> _SOURCE EXTRACT_
= = = = = = =

In any case, I agree that Markdown is just straight up bad.

I wholeheartedly agree with this. Markdown’s limitations often force users to look for other tools in order to produce semantic text. It’s evident in the proliferation of platform-specific Markdown variants and the need of third-party libraries to create meaningful documents. Looking at the expanded feature set of Obsidian Flavored Markdown, I find myself wishing for investment in support for either alternative text languages (like AsciiDoc or reStructuredText) or better API support so plugin developers can build a Obsidian-esque UX that supports all the existing core entities. Looking at the additions to Obsidian Flavored Markdown:

  • Mermaid diagrams

These additions underscore Markdown’s inherent problems in usability and functionality. I would love to see some discussion here that moves this forward.

2 Likes

Another +1 here.

Gotta say, this seems a really good idea. Maybe even creating a separate branch for this. The overlap is big enough to make this interesting and also, the benefits seem worth the effort.

It doesn’t matter how ubiquitous markdown is if we can start slowly providing support for AsciiDoc. AsciiDoc has almost the same syntax but it offers more core features.

= = = = = = =

> _GIVEN INFORMATION_
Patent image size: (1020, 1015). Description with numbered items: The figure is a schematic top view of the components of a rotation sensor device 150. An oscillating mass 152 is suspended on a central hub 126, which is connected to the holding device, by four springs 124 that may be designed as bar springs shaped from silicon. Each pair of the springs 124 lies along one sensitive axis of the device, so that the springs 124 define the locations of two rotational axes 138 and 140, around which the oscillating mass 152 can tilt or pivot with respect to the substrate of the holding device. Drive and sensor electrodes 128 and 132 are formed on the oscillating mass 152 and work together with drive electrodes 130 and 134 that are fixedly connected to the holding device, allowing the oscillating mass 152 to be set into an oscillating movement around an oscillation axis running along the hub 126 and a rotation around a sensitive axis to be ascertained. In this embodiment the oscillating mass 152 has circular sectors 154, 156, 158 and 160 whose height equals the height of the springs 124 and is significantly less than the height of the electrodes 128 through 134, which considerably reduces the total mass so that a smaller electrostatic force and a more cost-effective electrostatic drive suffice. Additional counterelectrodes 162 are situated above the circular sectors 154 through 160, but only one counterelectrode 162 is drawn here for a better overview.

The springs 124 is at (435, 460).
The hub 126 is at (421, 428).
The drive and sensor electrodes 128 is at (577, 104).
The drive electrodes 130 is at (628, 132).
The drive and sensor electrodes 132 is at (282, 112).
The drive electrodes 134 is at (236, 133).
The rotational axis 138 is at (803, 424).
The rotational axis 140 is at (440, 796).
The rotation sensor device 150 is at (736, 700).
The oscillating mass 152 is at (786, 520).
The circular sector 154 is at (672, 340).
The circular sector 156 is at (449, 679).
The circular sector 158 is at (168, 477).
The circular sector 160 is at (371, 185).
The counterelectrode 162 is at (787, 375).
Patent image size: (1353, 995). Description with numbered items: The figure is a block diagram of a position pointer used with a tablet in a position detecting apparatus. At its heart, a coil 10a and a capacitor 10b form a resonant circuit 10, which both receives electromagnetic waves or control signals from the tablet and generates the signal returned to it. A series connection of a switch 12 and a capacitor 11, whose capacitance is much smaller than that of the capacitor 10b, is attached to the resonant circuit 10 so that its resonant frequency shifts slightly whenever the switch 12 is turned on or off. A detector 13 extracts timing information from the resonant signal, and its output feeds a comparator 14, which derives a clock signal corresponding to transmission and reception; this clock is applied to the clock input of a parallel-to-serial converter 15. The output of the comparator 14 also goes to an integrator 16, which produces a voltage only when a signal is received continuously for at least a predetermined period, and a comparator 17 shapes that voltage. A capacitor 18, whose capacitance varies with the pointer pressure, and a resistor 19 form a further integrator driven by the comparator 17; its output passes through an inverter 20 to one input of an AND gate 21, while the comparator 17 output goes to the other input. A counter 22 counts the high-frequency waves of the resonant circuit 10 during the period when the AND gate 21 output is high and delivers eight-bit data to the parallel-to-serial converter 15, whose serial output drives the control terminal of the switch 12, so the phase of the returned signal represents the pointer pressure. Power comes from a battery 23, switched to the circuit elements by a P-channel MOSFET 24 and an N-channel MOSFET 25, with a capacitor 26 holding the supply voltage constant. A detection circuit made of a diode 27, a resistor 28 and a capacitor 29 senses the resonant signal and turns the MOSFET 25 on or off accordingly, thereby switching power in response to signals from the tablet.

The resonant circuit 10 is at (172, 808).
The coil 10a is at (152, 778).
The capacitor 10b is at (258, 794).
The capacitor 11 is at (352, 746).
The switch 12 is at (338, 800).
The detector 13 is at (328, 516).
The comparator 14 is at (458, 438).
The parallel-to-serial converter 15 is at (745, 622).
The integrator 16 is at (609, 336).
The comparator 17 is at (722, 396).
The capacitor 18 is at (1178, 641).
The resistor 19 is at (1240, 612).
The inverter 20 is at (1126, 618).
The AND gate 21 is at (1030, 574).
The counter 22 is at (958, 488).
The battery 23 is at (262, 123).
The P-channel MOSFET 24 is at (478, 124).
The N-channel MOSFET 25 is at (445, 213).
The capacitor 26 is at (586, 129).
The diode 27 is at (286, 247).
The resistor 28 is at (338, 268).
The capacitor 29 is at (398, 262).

= = = = = = =

> _COMPLETE THE FOLLOWING_
• a. In the forum discussion about Markdown, rewrite the paragraph beginning "I wholeheartedly agree with this" as a short bulleted list that keeps its main points.
• b. Which two alternative text languages does the forum discussion about Markdown name?
• c. Carry on the forum discussion about Markdown from its final sentence.

> _TASK-BY-TASK RESULTS_
• a.
- Markdown's limitations push users to other tools to produce semantic text.
- This shows in the many platform-specific Markdown variants and the need for third-party libraries to build meaningful documents.
- Given Obsidian Flavored Markdown's expanded features, the writer wants investment in one of two things: support for alternative text languages such as AsciiDoc or reStructuredText, or better API support so plugin developers can build an Obsidian-style UX that supports all the existing core entities.

• b. AsciiDoc and reStructuredText.

• c.
It doesn’t help offering other tools, I believe we want the obsidian experience with the amazing plugins and UX. This is why we are asking in this forum and not migrating away.

I would argue that markdown is NOT ubiquitous. With every tool I use using a different version of markdown, I often find copy-pastes from one to another require much cleanup, and it’s a pita. I’ve moved to using asciidoc where possible, and oh my god, it’s a lifesaver. It does everything I need out of the box and copies directly pretty well. Even have converters that are great at mutating my asciidoc to md (though md doesn’t always support all the features). There are asciidoc plugins for a lot of the tools, and the ones that don’t have it tend to use 1 of 3 flavors of markdown, and I think I could convert to all easily on the fly, though honestly, I just use them less now, and the things in the asciidoc ecosystem more.

Unfortunately, Obsidian is quickly becoming the core of my system, and it’s stuck in the dark ages :expressionless:

Even if others feel that all the markdown flavors are similar enough that it is ubiquitous, asciidoc is similar enough to be just one more of those flavors but without the confusion of conflicting syntaxes, extra libraries, and the etc muddying the water when just trying to make a document. It’s basically a markdown flavor that’s so good it’s catching on and folks aren’t having to modify it to make it work for their application.

Adding on the option for Asciidoc as a second-rate citizen might be a big ask, but it’s got a growing fanbase, and it’s mature now. It’s time the industry started considering it more seriously.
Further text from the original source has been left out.